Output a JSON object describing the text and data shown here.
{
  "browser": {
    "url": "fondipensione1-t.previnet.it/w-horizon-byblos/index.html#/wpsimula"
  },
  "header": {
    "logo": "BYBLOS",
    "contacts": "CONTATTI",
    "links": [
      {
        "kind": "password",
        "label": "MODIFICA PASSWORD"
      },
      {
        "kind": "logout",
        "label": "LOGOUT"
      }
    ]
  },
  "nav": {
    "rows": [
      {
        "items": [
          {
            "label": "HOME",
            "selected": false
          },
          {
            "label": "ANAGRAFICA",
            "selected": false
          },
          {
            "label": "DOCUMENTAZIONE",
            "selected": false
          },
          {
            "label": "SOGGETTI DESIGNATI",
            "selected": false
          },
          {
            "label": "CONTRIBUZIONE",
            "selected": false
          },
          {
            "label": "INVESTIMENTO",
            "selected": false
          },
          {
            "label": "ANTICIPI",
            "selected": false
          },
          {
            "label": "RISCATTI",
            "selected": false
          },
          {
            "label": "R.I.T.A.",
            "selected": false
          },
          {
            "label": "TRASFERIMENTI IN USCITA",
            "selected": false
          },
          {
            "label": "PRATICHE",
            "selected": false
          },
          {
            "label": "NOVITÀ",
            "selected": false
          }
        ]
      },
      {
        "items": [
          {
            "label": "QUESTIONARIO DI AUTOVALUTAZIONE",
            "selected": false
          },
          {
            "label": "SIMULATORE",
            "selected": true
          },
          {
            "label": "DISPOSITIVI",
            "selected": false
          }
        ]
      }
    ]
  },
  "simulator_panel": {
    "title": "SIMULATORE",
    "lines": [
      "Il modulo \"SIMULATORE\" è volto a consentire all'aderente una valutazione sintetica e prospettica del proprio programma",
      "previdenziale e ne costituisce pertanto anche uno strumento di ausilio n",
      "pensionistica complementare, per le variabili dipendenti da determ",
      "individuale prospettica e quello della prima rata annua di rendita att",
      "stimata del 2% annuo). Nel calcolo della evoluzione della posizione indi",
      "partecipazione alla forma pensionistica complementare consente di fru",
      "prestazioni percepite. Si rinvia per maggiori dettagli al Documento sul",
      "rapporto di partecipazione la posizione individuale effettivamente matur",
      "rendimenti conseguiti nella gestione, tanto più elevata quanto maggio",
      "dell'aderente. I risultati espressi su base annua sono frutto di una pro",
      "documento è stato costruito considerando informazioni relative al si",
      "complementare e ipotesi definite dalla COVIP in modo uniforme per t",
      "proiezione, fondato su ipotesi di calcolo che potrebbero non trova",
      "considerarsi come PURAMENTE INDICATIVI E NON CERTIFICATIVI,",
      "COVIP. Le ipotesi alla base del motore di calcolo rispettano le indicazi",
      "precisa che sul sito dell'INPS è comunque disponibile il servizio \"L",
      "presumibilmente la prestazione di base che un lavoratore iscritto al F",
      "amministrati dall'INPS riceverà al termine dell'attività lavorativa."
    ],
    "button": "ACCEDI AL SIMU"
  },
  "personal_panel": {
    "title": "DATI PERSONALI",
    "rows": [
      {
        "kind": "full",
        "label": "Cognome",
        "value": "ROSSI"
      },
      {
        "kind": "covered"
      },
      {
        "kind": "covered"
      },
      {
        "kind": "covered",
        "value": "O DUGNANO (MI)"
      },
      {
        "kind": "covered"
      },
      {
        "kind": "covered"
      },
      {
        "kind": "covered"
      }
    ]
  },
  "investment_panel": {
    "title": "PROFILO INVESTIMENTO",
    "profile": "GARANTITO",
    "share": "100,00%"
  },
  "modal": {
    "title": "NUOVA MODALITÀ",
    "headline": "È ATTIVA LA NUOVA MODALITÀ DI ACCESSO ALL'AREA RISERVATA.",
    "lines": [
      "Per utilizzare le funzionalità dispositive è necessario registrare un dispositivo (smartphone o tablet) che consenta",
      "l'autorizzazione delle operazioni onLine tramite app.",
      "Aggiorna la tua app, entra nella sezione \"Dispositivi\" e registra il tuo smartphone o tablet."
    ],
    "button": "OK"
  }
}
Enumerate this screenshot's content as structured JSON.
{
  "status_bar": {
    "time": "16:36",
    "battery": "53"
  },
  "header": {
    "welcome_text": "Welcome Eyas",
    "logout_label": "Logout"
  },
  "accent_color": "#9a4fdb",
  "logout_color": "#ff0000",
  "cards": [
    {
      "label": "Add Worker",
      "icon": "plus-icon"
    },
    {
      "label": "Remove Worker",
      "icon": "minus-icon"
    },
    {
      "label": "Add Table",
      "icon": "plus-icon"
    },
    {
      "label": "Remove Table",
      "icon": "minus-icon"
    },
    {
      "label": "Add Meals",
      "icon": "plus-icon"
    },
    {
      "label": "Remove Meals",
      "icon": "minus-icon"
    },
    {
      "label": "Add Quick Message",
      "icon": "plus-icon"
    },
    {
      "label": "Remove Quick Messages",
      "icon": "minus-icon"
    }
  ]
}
================
▶ _EXERCISE DESCRIPTION_
From the line holding "Enumerate this screenshot's" to the last line of the records, quote each line exactly and add nothing.

▶ _RESPONSE BELOW_
Enumerate this screenshot's content as structured JSON.
{
  "status_bar": {
    "time": "16:36",
    "battery": "53"
  },
  "header": {
    "welcome_text": "Welcome Eyas",
    "logout_label": "Logout"
  },
  "accent_color": "#9a4fdb",
  "logout_color": "#ff0000",
  "cards": [
    {
      "label": "Add Worker",
      "icon": "plus-icon"
    },
    {
      "label": "Remove Worker",
      "icon": "minus-icon"
    },
    {
      "label": "Add Table",
      "icon": "plus-icon"
    },
    {
      "label": "Remove Table",
      "icon": "minus-icon"
    },
    {
      "label": "Add Meals",
      "icon": "plus-icon"
    },
    {
      "label": "Remove Meals",
      "icon": "minus-icon"
    },
    {
      "label": "Add Quick Message",
      "icon": "plus-icon"
    },
    {
      "label": "Remove Quick Messages",
      "icon": "minus-icon"
    }
  ]
}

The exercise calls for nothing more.